───── Given data ─────
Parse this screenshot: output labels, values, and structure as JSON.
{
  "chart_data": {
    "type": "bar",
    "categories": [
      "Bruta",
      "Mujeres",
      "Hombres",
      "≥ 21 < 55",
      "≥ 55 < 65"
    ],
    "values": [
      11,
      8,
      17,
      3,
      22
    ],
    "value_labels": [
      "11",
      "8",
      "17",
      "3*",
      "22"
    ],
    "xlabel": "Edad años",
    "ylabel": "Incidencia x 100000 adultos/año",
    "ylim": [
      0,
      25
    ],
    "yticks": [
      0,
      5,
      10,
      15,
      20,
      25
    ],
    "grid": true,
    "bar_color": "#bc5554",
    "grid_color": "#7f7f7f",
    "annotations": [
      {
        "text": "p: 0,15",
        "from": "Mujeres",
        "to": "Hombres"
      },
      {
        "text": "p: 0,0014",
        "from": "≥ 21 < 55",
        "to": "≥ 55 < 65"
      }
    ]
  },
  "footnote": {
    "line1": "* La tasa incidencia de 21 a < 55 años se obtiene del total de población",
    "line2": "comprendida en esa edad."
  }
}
─────
- Problem to work on:
Return the lines of the records that include the string "años".

- Output below:
    "xlabel": "Edad años",
    "line1": "* La tasa incidencia de 21 a < 55 años se obtiene del total de población",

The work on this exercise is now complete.